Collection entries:

+++

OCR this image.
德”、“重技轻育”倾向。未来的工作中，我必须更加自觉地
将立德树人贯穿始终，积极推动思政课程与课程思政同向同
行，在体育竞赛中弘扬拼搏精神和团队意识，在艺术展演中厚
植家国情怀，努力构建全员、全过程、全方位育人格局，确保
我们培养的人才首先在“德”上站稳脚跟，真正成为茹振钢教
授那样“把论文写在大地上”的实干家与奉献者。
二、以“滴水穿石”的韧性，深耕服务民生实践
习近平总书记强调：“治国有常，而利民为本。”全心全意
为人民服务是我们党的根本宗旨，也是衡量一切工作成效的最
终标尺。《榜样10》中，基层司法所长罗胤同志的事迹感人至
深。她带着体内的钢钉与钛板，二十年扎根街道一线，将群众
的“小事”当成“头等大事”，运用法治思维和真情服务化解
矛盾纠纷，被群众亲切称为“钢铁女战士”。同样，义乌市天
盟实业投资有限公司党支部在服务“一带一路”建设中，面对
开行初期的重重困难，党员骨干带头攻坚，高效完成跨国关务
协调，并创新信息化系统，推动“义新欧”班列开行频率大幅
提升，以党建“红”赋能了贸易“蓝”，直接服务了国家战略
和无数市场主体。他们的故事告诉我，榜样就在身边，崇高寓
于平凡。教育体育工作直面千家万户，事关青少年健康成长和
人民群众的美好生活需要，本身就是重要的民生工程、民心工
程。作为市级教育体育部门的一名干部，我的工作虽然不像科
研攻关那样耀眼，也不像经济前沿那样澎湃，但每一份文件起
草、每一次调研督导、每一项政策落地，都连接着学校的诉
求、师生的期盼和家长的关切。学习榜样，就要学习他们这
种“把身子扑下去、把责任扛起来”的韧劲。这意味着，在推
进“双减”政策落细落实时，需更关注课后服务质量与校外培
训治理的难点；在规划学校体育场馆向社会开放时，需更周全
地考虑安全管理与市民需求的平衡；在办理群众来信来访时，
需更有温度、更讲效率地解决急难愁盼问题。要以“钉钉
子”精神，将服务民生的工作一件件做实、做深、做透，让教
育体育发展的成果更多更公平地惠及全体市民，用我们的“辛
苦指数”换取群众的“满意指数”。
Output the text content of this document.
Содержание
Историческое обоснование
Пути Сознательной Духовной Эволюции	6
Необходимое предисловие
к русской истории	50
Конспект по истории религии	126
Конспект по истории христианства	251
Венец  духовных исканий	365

+++

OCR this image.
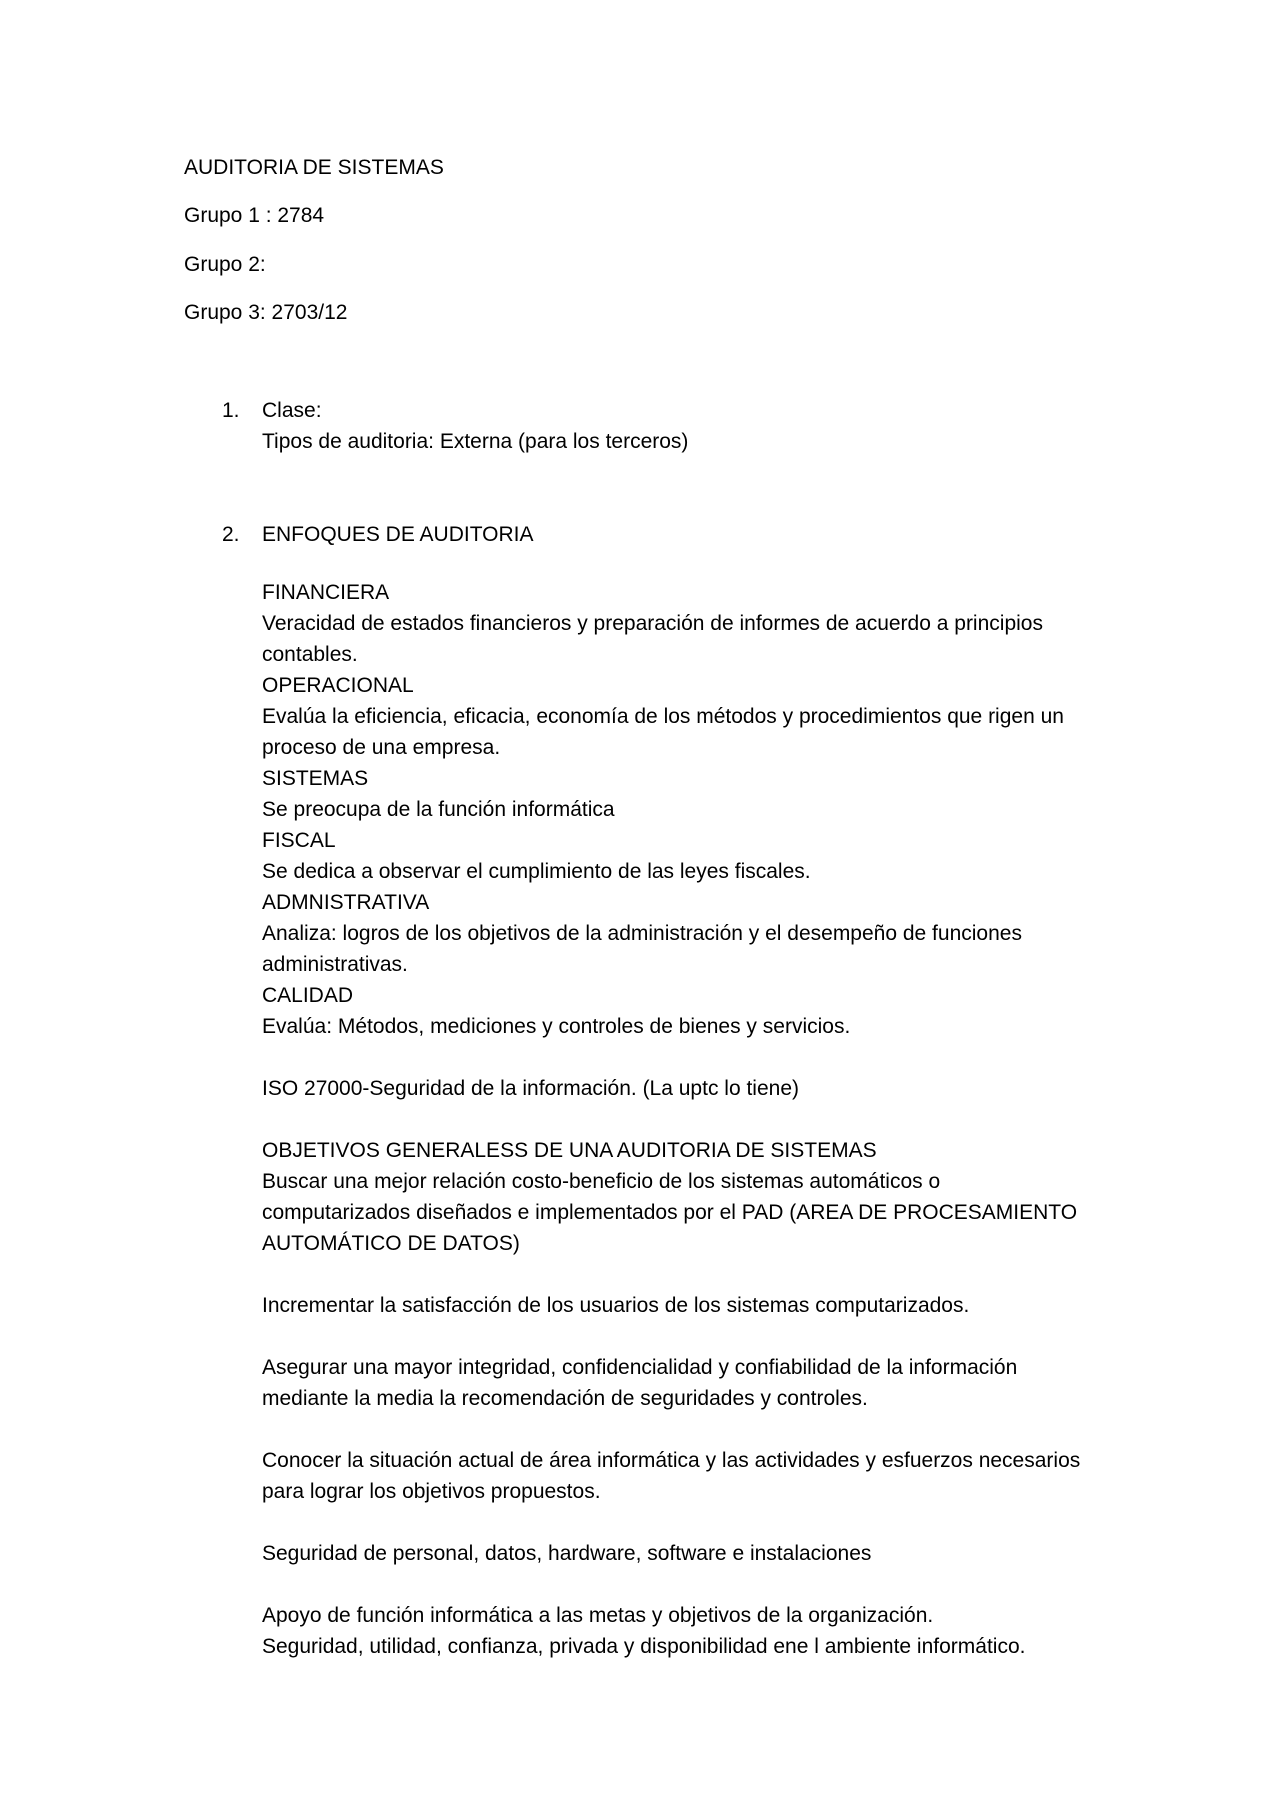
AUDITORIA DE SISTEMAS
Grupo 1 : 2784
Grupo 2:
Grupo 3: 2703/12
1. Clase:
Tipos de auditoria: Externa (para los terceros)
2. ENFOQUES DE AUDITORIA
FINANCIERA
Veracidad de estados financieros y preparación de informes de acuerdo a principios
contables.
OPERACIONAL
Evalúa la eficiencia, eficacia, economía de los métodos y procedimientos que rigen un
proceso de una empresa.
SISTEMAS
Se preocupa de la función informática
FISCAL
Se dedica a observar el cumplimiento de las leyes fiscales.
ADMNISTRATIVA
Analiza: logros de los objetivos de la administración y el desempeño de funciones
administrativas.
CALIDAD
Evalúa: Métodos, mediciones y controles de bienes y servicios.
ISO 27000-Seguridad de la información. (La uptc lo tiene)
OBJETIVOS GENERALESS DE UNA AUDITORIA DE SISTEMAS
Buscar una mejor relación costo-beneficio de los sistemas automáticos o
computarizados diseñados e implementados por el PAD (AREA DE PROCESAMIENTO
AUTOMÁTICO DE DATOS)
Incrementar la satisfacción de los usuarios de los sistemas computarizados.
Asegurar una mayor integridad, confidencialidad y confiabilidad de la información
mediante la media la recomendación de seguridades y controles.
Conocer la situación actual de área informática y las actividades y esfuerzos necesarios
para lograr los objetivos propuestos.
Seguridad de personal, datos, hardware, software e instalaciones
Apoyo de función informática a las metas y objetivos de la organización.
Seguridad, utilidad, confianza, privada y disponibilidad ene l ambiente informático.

+++

» **WORK REQUIRED**
Pick out the lines that include the word "información" and write them out.

» **RESPONSE BELOW**
ISO 27000-Seguridad de la información. (La uptc lo tiene)
Asegurar una mayor integridad, confidencialidad y confiabilidad de la información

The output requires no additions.